**TEXTE EXTRAIT**

━━━━━━

CHRONIQUES, ROMAN MEXICAIN

Eduardo SANGARCÍA

Eduardo Sangarcía, de son vrai nom Felipe Sánchez García, est né en 1985 à Zapopan, près de Guadalajara. Après des études de Lettres et une thèse autour de l’holocauste, il se consacre à l’écriture, de nouvelles et de romans..

Anna Thalberg

2021 / 2023

Une révélation ! Ce roman sera une des grandes découvertes de ce début de printemps. C’est aussi un drame total, absolu. Anna Thalberg vit paisiblement seule avec son mari Klaus à Eisingen, petite ville allemande. Ils sont pauvres et dignes. Sans qu’on en devine la cause (c’est vrai, Anna n’est pas d’Eisingen, et elle a les cheveux roux…), Gerda, la voisine du couple, va la dénoncer auprès d’un prêtre, l’examinateur Vogel. Elle déclare que la jeune femme est une sorcière qui par son pouvoir a fait avorter des femmes enceintes, elle dont aucun enfant n’est arrivé au terme, fait tourner le lait des vaches, elle qu’on a vue une nuit de pleine lune chevaucher une chèvre qui l’a menée au sabbat dans la forêt. L’examinateur n’a besoin d’aucune autre preuve : ce que dit Gerda ne peut qu’être la vérité de Dieu.

━━━━━━

**DONNÉES FOURNIES**
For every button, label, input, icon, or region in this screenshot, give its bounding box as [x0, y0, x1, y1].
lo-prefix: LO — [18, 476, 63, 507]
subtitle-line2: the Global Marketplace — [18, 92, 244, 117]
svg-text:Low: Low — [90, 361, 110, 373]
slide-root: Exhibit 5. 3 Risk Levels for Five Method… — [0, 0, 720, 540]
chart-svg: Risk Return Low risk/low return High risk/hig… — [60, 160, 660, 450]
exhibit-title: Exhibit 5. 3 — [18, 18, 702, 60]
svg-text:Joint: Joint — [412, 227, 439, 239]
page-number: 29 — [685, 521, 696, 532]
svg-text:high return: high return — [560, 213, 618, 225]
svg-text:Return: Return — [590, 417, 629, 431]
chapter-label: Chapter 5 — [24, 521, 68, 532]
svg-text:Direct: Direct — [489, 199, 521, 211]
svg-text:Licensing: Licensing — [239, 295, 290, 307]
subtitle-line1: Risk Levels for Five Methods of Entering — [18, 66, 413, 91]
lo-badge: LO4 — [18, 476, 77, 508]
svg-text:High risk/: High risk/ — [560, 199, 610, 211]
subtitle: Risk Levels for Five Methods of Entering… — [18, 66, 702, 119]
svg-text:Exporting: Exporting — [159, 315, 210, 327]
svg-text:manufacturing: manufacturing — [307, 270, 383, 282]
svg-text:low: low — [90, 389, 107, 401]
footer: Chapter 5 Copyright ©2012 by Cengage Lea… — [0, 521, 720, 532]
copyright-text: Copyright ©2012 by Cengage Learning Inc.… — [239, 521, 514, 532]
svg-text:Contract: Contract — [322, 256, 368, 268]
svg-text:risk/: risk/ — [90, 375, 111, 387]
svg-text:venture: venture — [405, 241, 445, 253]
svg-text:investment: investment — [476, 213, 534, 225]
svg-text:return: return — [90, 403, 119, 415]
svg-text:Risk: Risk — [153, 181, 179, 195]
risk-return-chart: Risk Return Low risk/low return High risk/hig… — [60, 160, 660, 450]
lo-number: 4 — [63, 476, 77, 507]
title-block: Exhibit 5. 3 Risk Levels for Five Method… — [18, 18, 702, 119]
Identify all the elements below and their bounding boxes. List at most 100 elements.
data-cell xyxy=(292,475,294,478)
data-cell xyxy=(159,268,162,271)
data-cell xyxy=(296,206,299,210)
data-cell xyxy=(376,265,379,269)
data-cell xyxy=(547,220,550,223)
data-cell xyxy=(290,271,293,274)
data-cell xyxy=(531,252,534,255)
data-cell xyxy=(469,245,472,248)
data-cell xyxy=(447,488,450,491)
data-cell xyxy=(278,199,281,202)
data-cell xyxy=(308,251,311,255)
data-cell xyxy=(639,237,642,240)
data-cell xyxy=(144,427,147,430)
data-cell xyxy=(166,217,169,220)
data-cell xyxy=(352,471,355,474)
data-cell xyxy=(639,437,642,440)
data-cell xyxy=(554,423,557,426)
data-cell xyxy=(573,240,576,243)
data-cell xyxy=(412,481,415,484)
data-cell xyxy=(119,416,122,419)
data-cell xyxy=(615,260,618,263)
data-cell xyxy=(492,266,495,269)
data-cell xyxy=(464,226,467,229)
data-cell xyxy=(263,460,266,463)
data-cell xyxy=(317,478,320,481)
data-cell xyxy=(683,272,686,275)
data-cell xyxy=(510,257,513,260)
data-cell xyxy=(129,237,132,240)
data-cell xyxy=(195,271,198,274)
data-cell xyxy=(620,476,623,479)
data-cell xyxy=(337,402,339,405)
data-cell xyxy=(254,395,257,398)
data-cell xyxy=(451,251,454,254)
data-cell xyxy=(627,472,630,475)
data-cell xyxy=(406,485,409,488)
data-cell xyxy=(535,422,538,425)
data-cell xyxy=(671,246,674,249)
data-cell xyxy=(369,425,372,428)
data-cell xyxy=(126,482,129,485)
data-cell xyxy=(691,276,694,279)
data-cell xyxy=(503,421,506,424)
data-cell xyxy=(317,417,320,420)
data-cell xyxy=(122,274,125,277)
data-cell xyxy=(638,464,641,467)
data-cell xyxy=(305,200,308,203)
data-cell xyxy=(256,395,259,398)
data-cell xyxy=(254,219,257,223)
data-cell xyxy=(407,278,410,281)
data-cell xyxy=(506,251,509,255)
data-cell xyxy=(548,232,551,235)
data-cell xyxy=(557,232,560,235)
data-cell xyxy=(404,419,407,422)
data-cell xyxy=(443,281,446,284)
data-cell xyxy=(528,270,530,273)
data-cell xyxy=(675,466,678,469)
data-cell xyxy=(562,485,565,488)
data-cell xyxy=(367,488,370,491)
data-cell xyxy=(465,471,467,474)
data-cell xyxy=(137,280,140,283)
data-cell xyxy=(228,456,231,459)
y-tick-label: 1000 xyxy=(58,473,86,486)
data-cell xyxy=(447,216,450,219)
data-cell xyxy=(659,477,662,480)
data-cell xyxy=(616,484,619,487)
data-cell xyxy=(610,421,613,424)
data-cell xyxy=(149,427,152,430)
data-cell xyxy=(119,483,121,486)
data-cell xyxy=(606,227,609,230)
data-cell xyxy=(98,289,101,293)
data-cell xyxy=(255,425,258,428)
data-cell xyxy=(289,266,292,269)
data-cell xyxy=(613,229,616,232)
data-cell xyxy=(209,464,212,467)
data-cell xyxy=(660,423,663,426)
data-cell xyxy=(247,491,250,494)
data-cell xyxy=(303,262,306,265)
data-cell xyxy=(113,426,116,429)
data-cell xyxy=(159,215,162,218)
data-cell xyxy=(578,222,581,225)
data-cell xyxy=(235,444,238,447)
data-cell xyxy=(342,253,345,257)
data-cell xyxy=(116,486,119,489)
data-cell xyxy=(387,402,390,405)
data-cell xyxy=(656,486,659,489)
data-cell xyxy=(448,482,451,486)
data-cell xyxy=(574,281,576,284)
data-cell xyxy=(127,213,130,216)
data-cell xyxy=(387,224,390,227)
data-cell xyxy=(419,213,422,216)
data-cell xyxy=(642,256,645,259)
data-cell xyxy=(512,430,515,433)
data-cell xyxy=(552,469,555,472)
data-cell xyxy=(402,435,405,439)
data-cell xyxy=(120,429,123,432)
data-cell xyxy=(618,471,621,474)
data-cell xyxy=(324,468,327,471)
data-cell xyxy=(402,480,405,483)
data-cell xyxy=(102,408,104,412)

━━━━━━

**CONSIGNE A**
Reproduisez fidèlement le passage de la chronique sur le roman Anna Thalberg qui commence par "CHRONIQUES, ROMAN MEXICAIN" et se poursuit jusqu'à "et de romans..".
**CONSIGNE B**
Transcrivez à l'identique les lignes des données fournies, de la première jusqu'à celle qui contient "subtitle-line1: Risk Levels", cette dernière comprise.

**RÉPONSE ATTENDUE A**
CHRONIQUES, ROMAN MEXICAIN

Eduardo SANGARCÍA

Eduardo Sangarcía, de son vrai nom Felipe Sánchez García, est né en 1985 à Zapopan, près de Guadalajara. Après des études de Lettres et une thèse autour de l’holocauste, il se consacre à l’écriture, de nouvelles et de romans..

**RÉPONSE ATTENDUE B**
For every button, label, input, icon, or region in this screenshot, give its bounding box as [x0, y0, x1, y1].
lo-prefix: LO — [18, 476, 63, 507]
subtitle-line2: the Global Marketplace — [18, 92, 244, 117]
svg-text:Low: Low — [90, 361, 110, 373]
slide-root: Exhibit 5. 3 Risk Levels for Five Method… — [0, 0, 720, 540]
chart-svg: Risk Return Low risk/low return High risk/hig… — [60, 160, 660, 450]
exhibit-title: Exhibit 5. 3 — [18, 18, 702, 60]
svg-text:Joint: Joint — [412, 227, 439, 239]
page-number: 29 — [685, 521, 696, 532]
svg-text:high return: high return — [560, 213, 618, 225]
svg-text:Return: Return — [590, 417, 629, 431]
chapter-label: Chapter 5 — [24, 521, 68, 532]
svg-text:Direct: Direct — [489, 199, 521, 211]
svg-text:Licensing: Licensing — [239, 295, 290, 307]
subtitle-line1: Risk Levels for Five Methods of Entering — [18, 66, 413, 91]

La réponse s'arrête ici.